Material to process:

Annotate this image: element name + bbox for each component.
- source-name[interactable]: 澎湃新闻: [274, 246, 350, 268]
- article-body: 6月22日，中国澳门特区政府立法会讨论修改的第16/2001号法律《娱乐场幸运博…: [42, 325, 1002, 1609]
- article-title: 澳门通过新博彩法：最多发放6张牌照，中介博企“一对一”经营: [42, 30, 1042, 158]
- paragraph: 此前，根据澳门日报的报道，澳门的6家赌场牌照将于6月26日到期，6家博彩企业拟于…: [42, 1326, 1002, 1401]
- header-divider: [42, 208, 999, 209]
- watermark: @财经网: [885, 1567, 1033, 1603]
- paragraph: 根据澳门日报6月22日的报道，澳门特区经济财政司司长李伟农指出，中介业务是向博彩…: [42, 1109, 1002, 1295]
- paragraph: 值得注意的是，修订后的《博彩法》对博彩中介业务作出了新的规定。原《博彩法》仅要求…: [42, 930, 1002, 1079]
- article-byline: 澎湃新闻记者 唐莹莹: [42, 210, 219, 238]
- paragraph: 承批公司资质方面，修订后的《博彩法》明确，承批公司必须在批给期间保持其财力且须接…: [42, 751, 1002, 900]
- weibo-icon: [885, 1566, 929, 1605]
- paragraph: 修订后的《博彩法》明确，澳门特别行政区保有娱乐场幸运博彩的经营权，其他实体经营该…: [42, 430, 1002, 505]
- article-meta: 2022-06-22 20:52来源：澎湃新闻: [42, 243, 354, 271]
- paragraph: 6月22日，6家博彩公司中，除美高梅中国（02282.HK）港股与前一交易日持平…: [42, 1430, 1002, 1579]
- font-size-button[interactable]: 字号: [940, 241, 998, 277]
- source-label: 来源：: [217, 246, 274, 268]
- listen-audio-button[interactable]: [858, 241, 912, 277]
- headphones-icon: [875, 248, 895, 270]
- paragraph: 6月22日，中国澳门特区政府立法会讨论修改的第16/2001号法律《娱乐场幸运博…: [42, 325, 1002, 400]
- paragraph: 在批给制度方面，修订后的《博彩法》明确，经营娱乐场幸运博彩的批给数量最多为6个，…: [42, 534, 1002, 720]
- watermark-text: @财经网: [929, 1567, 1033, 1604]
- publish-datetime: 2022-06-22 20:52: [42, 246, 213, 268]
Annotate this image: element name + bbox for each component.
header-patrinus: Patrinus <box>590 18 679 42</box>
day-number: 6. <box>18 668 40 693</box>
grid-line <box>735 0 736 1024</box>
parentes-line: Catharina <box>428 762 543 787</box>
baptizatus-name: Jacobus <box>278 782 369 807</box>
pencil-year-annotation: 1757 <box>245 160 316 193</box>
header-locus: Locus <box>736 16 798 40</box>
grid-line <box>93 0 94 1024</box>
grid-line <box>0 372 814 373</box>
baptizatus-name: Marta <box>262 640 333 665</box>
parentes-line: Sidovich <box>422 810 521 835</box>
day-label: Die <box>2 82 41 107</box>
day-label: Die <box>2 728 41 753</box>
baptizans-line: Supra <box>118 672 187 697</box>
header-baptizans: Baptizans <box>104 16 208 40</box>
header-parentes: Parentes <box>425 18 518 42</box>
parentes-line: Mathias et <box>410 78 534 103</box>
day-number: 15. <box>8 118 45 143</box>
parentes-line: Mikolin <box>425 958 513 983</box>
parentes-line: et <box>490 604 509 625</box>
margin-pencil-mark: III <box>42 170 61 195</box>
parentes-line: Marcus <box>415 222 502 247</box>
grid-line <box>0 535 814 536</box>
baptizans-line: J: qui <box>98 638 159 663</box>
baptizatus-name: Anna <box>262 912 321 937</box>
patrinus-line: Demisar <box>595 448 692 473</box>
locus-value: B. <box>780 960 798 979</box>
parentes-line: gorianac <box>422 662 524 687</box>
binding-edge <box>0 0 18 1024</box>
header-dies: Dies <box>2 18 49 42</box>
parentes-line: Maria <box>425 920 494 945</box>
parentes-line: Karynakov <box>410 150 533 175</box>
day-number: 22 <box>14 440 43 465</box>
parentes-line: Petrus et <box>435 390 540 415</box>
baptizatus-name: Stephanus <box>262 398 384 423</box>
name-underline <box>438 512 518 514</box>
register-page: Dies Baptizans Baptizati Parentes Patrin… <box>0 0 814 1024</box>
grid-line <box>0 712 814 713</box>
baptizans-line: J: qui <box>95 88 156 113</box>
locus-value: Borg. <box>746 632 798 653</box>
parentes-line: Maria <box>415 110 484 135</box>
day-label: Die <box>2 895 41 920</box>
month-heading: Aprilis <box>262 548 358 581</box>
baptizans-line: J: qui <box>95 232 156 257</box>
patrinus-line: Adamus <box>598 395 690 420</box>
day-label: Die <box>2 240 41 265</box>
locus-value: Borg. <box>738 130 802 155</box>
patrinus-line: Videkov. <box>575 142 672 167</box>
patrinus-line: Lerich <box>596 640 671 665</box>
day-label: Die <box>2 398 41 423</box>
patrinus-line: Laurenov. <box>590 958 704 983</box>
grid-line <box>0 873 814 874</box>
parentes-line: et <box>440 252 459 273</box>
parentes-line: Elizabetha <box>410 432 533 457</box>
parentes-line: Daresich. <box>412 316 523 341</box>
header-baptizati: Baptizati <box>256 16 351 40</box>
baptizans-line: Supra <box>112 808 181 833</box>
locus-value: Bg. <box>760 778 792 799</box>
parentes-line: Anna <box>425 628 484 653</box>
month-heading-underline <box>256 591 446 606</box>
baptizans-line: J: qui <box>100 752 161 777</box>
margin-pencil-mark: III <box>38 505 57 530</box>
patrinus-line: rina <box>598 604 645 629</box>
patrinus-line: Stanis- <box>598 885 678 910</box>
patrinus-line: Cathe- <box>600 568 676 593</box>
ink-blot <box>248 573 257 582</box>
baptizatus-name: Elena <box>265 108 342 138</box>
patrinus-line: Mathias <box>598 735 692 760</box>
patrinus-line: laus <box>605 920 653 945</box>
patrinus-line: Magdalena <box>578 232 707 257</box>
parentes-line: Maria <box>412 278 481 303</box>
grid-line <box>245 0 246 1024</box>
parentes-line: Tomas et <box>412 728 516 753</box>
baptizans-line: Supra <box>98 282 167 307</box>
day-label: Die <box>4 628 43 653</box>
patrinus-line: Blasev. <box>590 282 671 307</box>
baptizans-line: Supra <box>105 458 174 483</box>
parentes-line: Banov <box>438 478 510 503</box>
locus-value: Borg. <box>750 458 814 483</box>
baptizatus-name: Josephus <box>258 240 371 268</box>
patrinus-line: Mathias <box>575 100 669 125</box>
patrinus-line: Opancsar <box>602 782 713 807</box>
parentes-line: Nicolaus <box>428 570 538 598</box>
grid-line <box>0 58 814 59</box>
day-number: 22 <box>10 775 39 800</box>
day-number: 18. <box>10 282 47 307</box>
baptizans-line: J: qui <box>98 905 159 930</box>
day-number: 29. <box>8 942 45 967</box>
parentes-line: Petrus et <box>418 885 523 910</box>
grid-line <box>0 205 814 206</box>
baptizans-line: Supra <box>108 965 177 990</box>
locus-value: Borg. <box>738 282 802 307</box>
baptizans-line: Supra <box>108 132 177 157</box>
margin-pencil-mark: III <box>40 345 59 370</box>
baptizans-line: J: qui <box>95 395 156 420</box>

Written request: Write out every line of the entries above again without altering a single character.

The completed task:
Annotate this image: element name + bbox for each component.
- source-name[interactable]: 澎湃新闻: [274, 246, 350, 268]
- article-body: 6月22日，中国澳门特区政府立法会讨论修改的第16/2001号法律《娱乐场幸运博…: [42, 325, 1002, 1609]
- article-title: 澳门通过新博彩法：最多发放6张牌照，中介博企“一对一”经营: [42, 30, 1042, 158]
- paragraph: 此前，根据澳门日报的报道，澳门的6家赌场牌照将于6月26日到期，6家博彩企业拟于…: [42, 1326, 1002, 1401]
- header-divider: [42, 208, 999, 209]
- watermark: @财经网: [885, 1567, 1033, 1603]
- paragraph: 根据澳门日报6月22日的报道，澳门特区经济财政司司长李伟农指出，中介业务是向博彩…: [42, 1109, 1002, 1295]
- paragraph: 值得注意的是，修订后的《博彩法》对博彩中介业务作出了新的规定。原《博彩法》仅要求…: [42, 930, 1002, 1079]
- article-byline: 澎湃新闻记者 唐莹莹: [42, 210, 219, 238]
- paragraph: 承批公司资质方面，修订后的《博彩法》明确，承批公司必须在批给期间保持其财力且须接…: [42, 751, 1002, 900]
- weibo-icon: [885, 1566, 929, 1605]
- paragraph: 修订后的《博彩法》明确，澳门特别行政区保有娱乐场幸运博彩的经营权，其他实体经营该…: [42, 430, 1002, 505]
- article-meta: 2022-06-22 20:52来源：澎湃新闻: [42, 243, 354, 271]
- paragraph: 6月22日，6家博彩公司中，除美高梅中国（02282.HK）港股与前一交易日持平…: [42, 1430, 1002, 1579]
- font-size-button[interactable]: 字号: [940, 241, 998, 277]
- source-label: 来源：: [217, 246, 274, 268]
- listen-audio-button[interactable]: [858, 241, 912, 277]
- headphones-icon: [875, 248, 895, 270]
- paragraph: 6月22日，中国澳门特区政府立法会讨论修改的第16/2001号法律《娱乐场幸运博…: [42, 325, 1002, 400]
- paragraph: 在批给制度方面，修订后的《博彩法》明确，经营娱乐场幸运博彩的批给数量最多为6个，…: [42, 534, 1002, 720]
- watermark-text: @财经网: [929, 1567, 1033, 1604]
- publish-datetime: 2022-06-22 20:52: [42, 246, 213, 268]
Annotate this image: element name + bbox for each component.
header-patrinus: Patrinus <box>590 18 679 42</box>
day-number: 6. <box>18 668 40 693</box>
grid-line <box>735 0 736 1024</box>
parentes-line: Catharina <box>428 762 543 787</box>
baptizatus-name: Jacobus <box>278 782 369 807</box>
pencil-year-annotation: 1757 <box>245 160 316 193</box>
header-locus: Locus <box>736 16 798 40</box>
grid-line <box>93 0 94 1024</box>
grid-line <box>0 372 814 373</box>
baptizatus-name: Marta <box>262 640 333 665</box>
parentes-line: Sidovich <box>422 810 521 835</box>
day-label: Die <box>2 82 41 107</box>
day-label: Die <box>2 728 41 753</box>
baptizans-line: Supra <box>118 672 187 697</box>
header-baptizans: Baptizans <box>104 16 208 40</box>
header-parentes: Parentes <box>425 18 518 42</box>
parentes-line: Mathias et <box>410 78 534 103</box>
day-number: 15. <box>8 118 45 143</box>
parentes-line: Mikolin <box>425 958 513 983</box>
parentes-line: et <box>490 604 509 625</box>
margin-pencil-mark: III <box>42 170 61 195</box>
parentes-line: Marcus <box>415 222 502 247</box>
grid-line <box>0 535 814 536</box>
baptizans-line: J: qui <box>98 638 159 663</box>
baptizatus-name: Anna <box>262 912 321 937</box>
patrinus-line: Demisar <box>595 448 692 473</box>
locus-value: B. <box>780 960 798 979</box>
parentes-line: gorianac <box>422 662 524 687</box>
binding-edge <box>0 0 18 1024</box>
header-dies: Dies <box>2 18 49 42</box>
parentes-line: Maria <box>425 920 494 945</box>
parentes-line: Karynakov <box>410 150 533 175</box>
day-number: 22 <box>14 440 43 465</box>
parentes-line: Petrus et <box>435 390 540 415</box>
baptizatus-name: Stephanus <box>262 398 384 423</box>
name-underline <box>438 512 518 514</box>
register-page: Dies Baptizans Baptizati Parentes Patrin… <box>0 0 814 1024</box>
grid-line <box>0 712 814 713</box>
baptizans-line: J: qui <box>95 88 156 113</box>
locus-value: Borg. <box>746 632 798 653</box>
parentes-line: Maria <box>415 110 484 135</box>
day-label: Die <box>2 895 41 920</box>
month-heading: Aprilis <box>262 548 358 581</box>
baptizans-line: J: qui <box>95 232 156 257</box>
patrinus-line: Adamus <box>598 395 690 420</box>
day-label: Die <box>2 240 41 265</box>
locus-value: Borg. <box>738 130 802 155</box>
patrinus-line: Videkov. <box>575 142 672 167</box>
patrinus-line: Lerich <box>596 640 671 665</box>
day-label: Die <box>2 398 41 423</box>
patrinus-line: Laurenov. <box>590 958 704 983</box>
grid-line <box>0 873 814 874</box>
parentes-line: et <box>440 252 459 273</box>
parentes-line: Elizabetha <box>410 432 533 457</box>
parentes-line: Daresich. <box>412 316 523 341</box>
header-baptizati: Baptizati <box>256 16 351 40</box>
baptizans-line: Supra <box>112 808 181 833</box>
locus-value: Bg. <box>760 778 792 799</box>
parentes-line: Anna <box>425 628 484 653</box>
month-heading-underline <box>256 591 446 606</box>
baptizans-line: J: qui <box>100 752 161 777</box>
margin-pencil-mark: III <box>38 505 57 530</box>
patrinus-line: rina <box>598 604 645 629</box>
patrinus-line: Stanis- <box>598 885 678 910</box>
patrinus-line: Cathe- <box>600 568 676 593</box>
ink-blot <box>248 573 257 582</box>
baptizatus-name: Elena <box>265 108 342 138</box>
patrinus-line: Mathias <box>598 735 692 760</box>
patrinus-line: laus <box>605 920 653 945</box>
patrinus-line: Magdalena <box>578 232 707 257</box>
parentes-line: Maria <box>412 278 481 303</box>
grid-line <box>245 0 246 1024</box>
parentes-line: Tomas et <box>412 728 516 753</box>
baptizans-line: Supra <box>98 282 167 307</box>
day-label: Die <box>4 628 43 653</box>
patrinus-line: Blasev. <box>590 282 671 307</box>
baptizans-line: Supra <box>105 458 174 483</box>
parentes-line: Banov <box>438 478 510 503</box>
locus-value: Borg. <box>750 458 814 483</box>
baptizatus-name: Josephus <box>258 240 371 268</box>
patrinus-line: Mathias <box>575 100 669 125</box>
patrinus-line: Opancsar <box>602 782 713 807</box>
parentes-line: Nicolaus <box>428 570 538 598</box>
grid-line <box>0 58 814 59</box>
day-number: 22 <box>10 775 39 800</box>
day-number: 18. <box>10 282 47 307</box>
baptizans-line: J: qui <box>98 905 159 930</box>
day-number: 29. <box>8 942 45 967</box>
parentes-line: Petrus et <box>418 885 523 910</box>
grid-line <box>0 205 814 206</box>
baptizans-line: Supra <box>108 965 177 990</box>
locus-value: Borg. <box>738 282 802 307</box>
baptizans-line: Supra <box>108 132 177 157</box>
margin-pencil-mark: III <box>40 345 59 370</box>
baptizans-line: J: qui <box>95 395 156 420</box>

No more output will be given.